WHAT TO WORK ON:
Give back the full listing, character for character, with no pictures.

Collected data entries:
____
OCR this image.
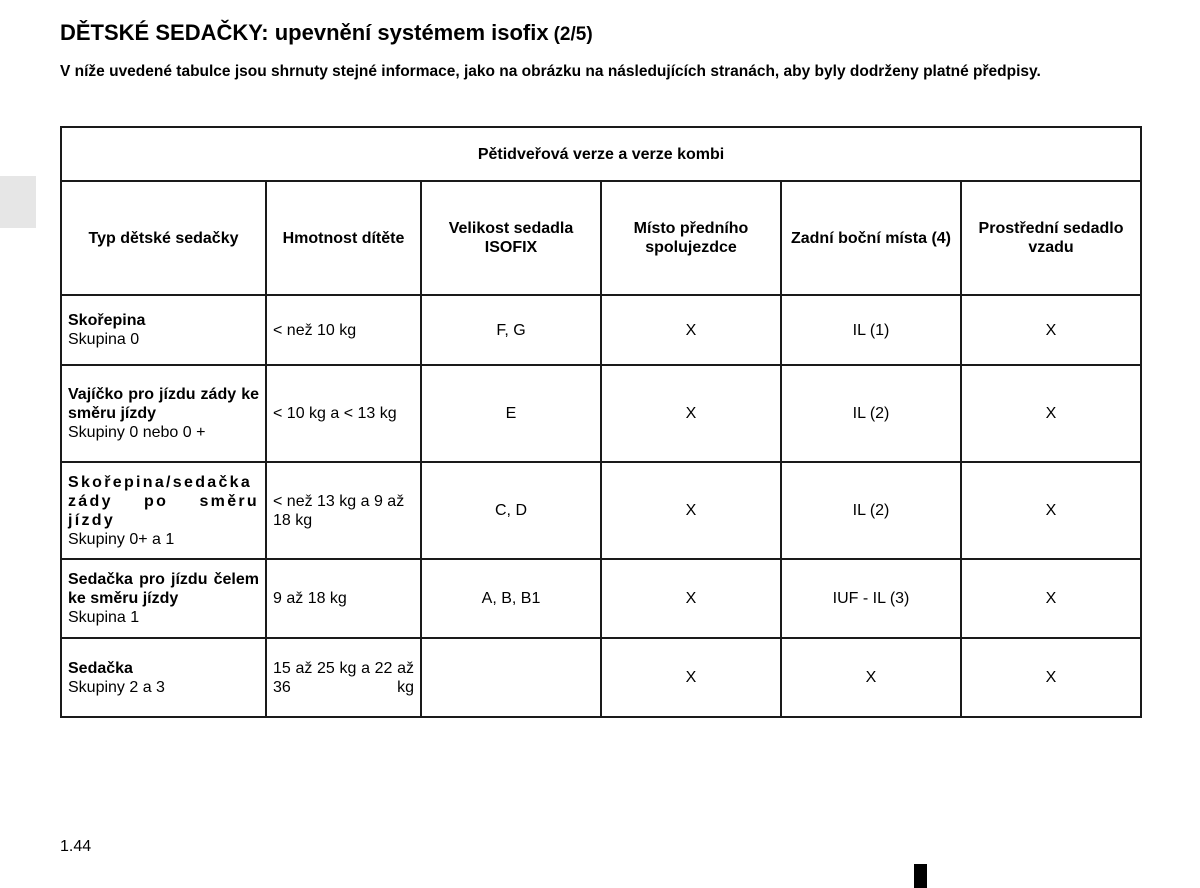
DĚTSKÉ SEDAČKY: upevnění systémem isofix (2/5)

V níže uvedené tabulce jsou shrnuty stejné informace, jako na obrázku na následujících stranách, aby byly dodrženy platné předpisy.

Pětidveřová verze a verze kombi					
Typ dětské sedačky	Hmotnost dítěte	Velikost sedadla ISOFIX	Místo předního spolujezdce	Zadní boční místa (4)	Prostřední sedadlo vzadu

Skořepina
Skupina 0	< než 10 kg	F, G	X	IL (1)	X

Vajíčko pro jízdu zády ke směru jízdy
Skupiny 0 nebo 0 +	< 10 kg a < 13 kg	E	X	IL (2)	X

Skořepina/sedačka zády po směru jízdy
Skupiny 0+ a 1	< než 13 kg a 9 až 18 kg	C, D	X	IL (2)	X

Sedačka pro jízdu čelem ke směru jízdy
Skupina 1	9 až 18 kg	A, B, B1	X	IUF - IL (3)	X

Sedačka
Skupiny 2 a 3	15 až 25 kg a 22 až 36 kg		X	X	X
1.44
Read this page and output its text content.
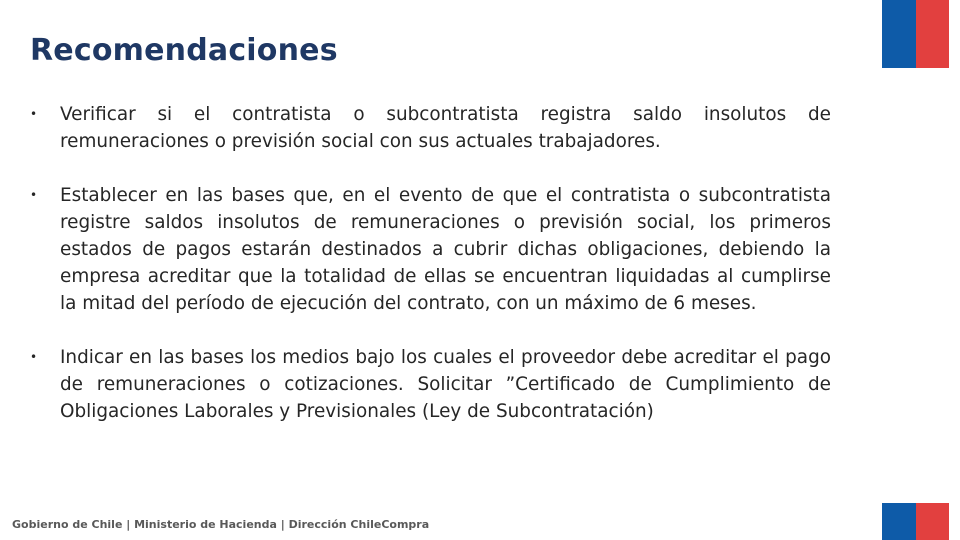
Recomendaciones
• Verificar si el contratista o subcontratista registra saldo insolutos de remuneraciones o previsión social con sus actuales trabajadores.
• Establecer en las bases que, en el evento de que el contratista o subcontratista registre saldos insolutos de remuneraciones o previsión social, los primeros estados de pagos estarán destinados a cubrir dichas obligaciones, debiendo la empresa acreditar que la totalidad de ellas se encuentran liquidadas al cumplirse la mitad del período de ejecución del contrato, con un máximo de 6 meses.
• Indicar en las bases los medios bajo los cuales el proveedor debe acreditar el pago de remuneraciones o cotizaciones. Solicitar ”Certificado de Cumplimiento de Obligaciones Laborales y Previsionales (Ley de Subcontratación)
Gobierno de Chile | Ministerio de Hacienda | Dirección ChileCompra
____
SOLUTION FOR THIS TASK:
OCR this image.
DĚTSKÉ SEDAČKY: upevnění systémem isofix (2/5)

V níže uvedené tabulce jsou shrnuty stejné informace, jako na obrázku na následujících stranách, aby byly dodrženy platné předpisy.

Pětidveřová verze a verze kombi					
Typ dětské sedačky	Hmotnost dítěte	Velikost sedadla ISOFIX	Místo předního spolujezdce	Zadní boční místa (4)	Prostřední sedadlo vzadu

Skořepina
Skupina 0	< než 10 kg	F, G	X	IL (1)	X

Vajíčko pro jízdu zády ke směru jízdy
Skupiny 0 nebo 0 +	< 10 kg a < 13 kg	E	X	IL (2)	X

Skořepina/sedačka zády po směru jízdy
Skupiny 0+ a 1	< než 13 kg a 9 až 18 kg	C, D	X	IL (2)	X

Sedačka pro jízdu čelem ke směru jízdy
Skupina 1	9 až 18 kg	A, B, B1	X	IUF - IL (3)	X

Sedačka
Skupiny 2 a 3	15 až 25 kg a 22 až 36 kg		X	X	X
1.44
Read this page and output its text content.
Recomendaciones
• Verificar si el contratista o subcontratista registra saldo insolutos de remuneraciones o previsión social con sus actuales trabajadores.
• Establecer en las bases que, en el evento de que el contratista o subcontratista registre saldos insolutos de remuneraciones o previsión social, los primeros estados de pagos estarán destinados a cubrir dichas obligaciones, debiendo la empresa acreditar que la totalidad de ellas se encuentran liquidadas al cumplirse la mitad del período de ejecución del contrato, con un máximo de 6 meses.
• Indicar en las bases los medios bajo los cuales el proveedor debe acreditar el pago de remuneraciones o cotizaciones. Solicitar ”Certificado de Cumplimiento de Obligaciones Laborales y Previsionales (Ley de Subcontratación)
Gobierno de Chile | Ministerio de Hacienda | Dirección ChileCompra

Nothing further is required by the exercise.